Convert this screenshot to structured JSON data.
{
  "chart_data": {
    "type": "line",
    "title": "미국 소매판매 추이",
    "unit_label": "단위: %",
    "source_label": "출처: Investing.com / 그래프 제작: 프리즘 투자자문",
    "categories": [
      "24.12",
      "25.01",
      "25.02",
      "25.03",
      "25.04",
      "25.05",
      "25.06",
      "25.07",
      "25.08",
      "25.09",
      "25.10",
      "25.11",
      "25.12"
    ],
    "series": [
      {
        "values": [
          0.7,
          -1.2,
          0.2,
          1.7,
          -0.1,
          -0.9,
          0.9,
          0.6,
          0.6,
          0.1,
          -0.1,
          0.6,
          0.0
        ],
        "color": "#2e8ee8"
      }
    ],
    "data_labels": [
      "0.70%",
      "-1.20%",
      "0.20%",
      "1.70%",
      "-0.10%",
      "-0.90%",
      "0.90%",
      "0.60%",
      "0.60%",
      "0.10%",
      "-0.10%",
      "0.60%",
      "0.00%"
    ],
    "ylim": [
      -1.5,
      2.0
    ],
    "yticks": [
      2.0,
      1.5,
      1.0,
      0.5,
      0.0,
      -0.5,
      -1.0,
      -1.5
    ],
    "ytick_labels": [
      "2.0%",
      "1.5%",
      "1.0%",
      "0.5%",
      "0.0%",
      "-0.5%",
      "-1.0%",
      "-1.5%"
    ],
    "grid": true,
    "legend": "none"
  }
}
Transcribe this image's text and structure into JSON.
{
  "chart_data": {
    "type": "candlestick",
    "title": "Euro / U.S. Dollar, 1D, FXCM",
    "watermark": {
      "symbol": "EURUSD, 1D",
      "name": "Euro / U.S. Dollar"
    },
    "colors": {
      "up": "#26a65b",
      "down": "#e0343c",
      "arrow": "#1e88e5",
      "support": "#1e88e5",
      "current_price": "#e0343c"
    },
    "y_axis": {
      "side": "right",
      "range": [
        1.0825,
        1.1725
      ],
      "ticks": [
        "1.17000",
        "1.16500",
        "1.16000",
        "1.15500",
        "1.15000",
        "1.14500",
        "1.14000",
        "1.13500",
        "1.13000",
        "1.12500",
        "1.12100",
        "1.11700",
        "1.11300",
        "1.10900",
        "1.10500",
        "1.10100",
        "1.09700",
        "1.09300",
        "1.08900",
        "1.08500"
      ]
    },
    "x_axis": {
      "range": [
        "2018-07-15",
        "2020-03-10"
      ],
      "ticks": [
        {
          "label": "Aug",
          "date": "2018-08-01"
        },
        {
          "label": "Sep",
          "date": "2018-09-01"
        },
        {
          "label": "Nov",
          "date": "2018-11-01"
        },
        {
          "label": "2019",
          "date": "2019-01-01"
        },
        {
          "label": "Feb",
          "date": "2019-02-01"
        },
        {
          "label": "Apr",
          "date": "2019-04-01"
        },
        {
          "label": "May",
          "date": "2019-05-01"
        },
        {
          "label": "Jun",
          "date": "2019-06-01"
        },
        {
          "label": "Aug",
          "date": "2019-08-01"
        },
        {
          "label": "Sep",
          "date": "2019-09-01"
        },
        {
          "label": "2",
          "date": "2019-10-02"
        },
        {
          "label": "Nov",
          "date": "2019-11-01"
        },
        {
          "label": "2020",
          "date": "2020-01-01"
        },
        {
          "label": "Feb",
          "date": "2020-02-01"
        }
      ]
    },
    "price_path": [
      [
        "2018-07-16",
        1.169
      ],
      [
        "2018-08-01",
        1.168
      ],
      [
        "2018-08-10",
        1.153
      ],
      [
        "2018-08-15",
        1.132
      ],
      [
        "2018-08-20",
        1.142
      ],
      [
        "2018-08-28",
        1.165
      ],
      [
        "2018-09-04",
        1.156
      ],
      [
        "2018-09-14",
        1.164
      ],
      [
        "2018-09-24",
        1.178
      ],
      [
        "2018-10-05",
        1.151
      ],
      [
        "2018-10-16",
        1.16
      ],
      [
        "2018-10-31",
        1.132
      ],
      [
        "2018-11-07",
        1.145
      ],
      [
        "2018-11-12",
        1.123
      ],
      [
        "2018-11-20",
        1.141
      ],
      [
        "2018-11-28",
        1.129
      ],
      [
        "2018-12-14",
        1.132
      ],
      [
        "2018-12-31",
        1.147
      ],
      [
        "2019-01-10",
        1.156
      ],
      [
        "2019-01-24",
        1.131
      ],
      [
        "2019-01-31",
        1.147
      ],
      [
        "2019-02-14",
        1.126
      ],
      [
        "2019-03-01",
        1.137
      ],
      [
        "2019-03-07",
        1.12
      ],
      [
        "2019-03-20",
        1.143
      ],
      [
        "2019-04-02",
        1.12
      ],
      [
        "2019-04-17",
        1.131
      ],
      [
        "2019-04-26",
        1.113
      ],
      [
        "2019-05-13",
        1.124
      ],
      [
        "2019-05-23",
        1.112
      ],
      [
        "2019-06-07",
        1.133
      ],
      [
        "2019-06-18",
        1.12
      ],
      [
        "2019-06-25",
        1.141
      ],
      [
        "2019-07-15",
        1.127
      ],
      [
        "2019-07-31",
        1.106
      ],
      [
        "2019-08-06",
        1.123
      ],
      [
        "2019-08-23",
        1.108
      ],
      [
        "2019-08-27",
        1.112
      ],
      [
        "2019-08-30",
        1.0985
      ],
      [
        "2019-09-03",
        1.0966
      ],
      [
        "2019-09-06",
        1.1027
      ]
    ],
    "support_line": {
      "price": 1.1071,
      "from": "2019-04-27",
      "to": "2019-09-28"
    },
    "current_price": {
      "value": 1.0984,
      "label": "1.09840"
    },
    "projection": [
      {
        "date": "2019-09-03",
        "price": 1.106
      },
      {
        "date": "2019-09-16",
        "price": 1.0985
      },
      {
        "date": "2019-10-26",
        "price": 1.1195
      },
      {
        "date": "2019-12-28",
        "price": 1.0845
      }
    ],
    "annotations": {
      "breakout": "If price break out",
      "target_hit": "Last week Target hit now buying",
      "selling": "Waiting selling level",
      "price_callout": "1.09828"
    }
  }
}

☆ ☆ ☆ ☆

REQUIRED TASK ▸ Transcribe all of the lines in the records precisely.

SOLUTION BELOW ▸
Convert this screenshot to structured JSON data.
{
  "chart_data": {
    "type": "line",
    "title": "미국 소매판매 추이",
    "unit_label": "단위: %",
    "source_label": "출처: Investing.com / 그래프 제작: 프리즘 투자자문",
    "categories": [
      "24.12",
      "25.01",
      "25.02",
      "25.03",
      "25.04",
      "25.05",
      "25.06",
      "25.07",
      "25.08",
      "25.09",
      "25.10",
      "25.11",
      "25.12"
    ],
    "series": [
      {
        "values": [
          0.7,
          -1.2,
          0.2,
          1.7,
          -0.1,
          -0.9,
          0.9,
          0.6,
          0.6,
          0.1,
          -0.1,
          0.6,
          0.0
        ],
        "color": "#2e8ee8"
      }
    ],
    "data_labels": [
      "0.70%",
      "-1.20%",
      "0.20%",
      "1.70%",
      "-0.10%",
      "-0.90%",
      "0.90%",
      "0.60%",
      "0.60%",
      "0.10%",
      "-0.10%",
      "0.60%",
      "0.00%"
    ],
    "ylim": [
      -1.5,
      2.0
    ],
    "yticks": [
      2.0,
      1.5,
      1.0,
      0.5,
      0.0,
      -0.5,
      -1.0,
      -1.5
    ],
    "ytick_labels": [
      "2.0%",
      "1.5%",
      "1.0%",
      "0.5%",
      "0.0%",
      "-0.5%",
      "-1.0%",
      "-1.5%"
    ],
    "grid": true,
    "legend": "none"
  }
}
Transcribe this image's text and structure into JSON.
{
  "chart_data": {
    "type": "candlestick",
    "title": "Euro / U.S. Dollar, 1D, FXCM",
    "watermark": {
      "symbol": "EURUSD, 1D",
      "name": "Euro / U.S. Dollar"
    },
    "colors": {
      "up": "#26a65b",
      "down": "#e0343c",
      "arrow": "#1e88e5",
      "support": "#1e88e5",
      "current_price": "#e0343c"
    },
    "y_axis": {
      "side": "right",
      "range": [
        1.0825,
        1.1725
      ],
      "ticks": [
        "1.17000",
        "1.16500",
        "1.16000",
        "1.15500",
        "1.15000",
        "1.14500",
        "1.14000",
        "1.13500",
        "1.13000",
        "1.12500",
        "1.12100",
        "1.11700",
        "1.11300",
        "1.10900",
        "1.10500",
        "1.10100",
        "1.09700",
        "1.09300",
        "1.08900",
        "1.08500"
      ]
    },
    "x_axis": {
      "range": [
        "2018-07-15",
        "2020-03-10"
      ],
      "ticks": [
        {
          "label": "Aug",
          "date": "2018-08-01"
        },
        {
          "label": "Sep",
          "date": "2018-09-01"
        },
        {
          "label": "Nov",
          "date": "2018-11-01"
        },
        {
          "label": "2019",
          "date": "2019-01-01"
        },
        {
          "label": "Feb",
          "date": "2019-02-01"
        },
        {
          "label": "Apr",
          "date": "2019-04-01"
        },
        {
          "label": "May",
          "date": "2019-05-01"
        },
        {
          "label": "Jun",
          "date": "2019-06-01"
        },
        {
          "label": "Aug",
          "date": "2019-08-01"
        },
        {
          "label": "Sep",
          "date": "2019-09-01"
        },
        {
          "label": "2",
          "date": "2019-10-02"
        },
        {
          "label": "Nov",
          "date": "2019-11-01"
        },
        {
          "label": "2020",
          "date": "2020-01-01"
        },
        {
          "label": "Feb",
          "date": "2020-02-01"
        }
      ]
    },
    "price_path": [
      [
        "2018-07-16",
        1.169
      ],
      [
        "2018-08-01",
        1.168
      ],
      [
        "2018-08-10",
        1.153
      ],
      [
        "2018-08-15",
        1.132
      ],
      [
        "2018-08-20",
        1.142
      ],
      [
        "2018-08-28",
        1.165
      ],
      [
        "2018-09-04",
        1.156
      ],
      [
        "2018-09-14",
        1.164
      ],
      [
        "2018-09-24",
        1.178
      ],
      [
        "2018-10-05",
        1.151
      ],
      [
        "2018-10-16",
        1.16
      ],
      [
        "2018-10-31",
        1.132
      ],
      [
        "2018-11-07",
        1.145
      ],
      [
        "2018-11-12",
        1.123
      ],
      [
        "2018-11-20",
        1.141
      ],
      [
        "2018-11-28",
        1.129
      ],
      [
        "2018-12-14",
        1.132
      ],
      [
        "2018-12-31",
        1.147
      ],
      [
        "2019-01-10",
        1.156
      ],
      [
        "2019-01-24",
        1.131
      ],
      [
        "2019-01-31",
        1.147
      ],
      [
        "2019-02-14",
        1.126
      ],
      [
        "2019-03-01",
        1.137
      ],
      [
        "2019-03-07",
        1.12
      ],
      [
        "2019-03-20",
        1.143
      ],
      [
        "2019-04-02",
        1.12
      ],
      [
        "2019-04-17",
        1.131
      ],
      [
        "2019-04-26",
        1.113
      ],
      [
        "2019-05-13",
        1.124
      ],
      [
        "2019-05-23",
        1.112
      ],
      [
        "2019-06-07",
        1.133
      ],
      [
        "2019-06-18",
        1.12
      ],
      [
        "2019-06-25",
        1.141
      ],
      [
        "2019-07-15",
        1.127
      ],
      [
        "2019-07-31",
        1.106
      ],
      [
        "2019-08-06",
        1.123
      ],
      [
        "2019-08-23",
        1.108
      ],
      [
        "2019-08-27",
        1.112
      ],
      [
        "2019-08-30",
        1.0985
      ],
      [
        "2019-09-03",
        1.0966
      ],
      [
        "2019-09-06",
        1.1027
      ]
    ],
    "support_line": {
      "price": 1.1071,
      "from": "2019-04-27",
      "to": "2019-09-28"
    },
    "current_price": {
      "value": 1.0984,
      "label": "1.09840"
    },
    "projection": [
      {
        "date": "2019-09-03",
        "price": 1.106
      },
      {
        "date": "2019-09-16",
        "price": 1.0985
      },
      {
        "date": "2019-10-26",
        "price": 1.1195
      },
      {
        "date": "2019-12-28",
        "price": 1.0845
      }
    ],
    "annotations": {
      "breakout": "If price break out",
      "target_hit": "Last week Target hit now buying",
      "selling": "Waiting selling level",
      "price_callout": "1.09828"
    }
  }
}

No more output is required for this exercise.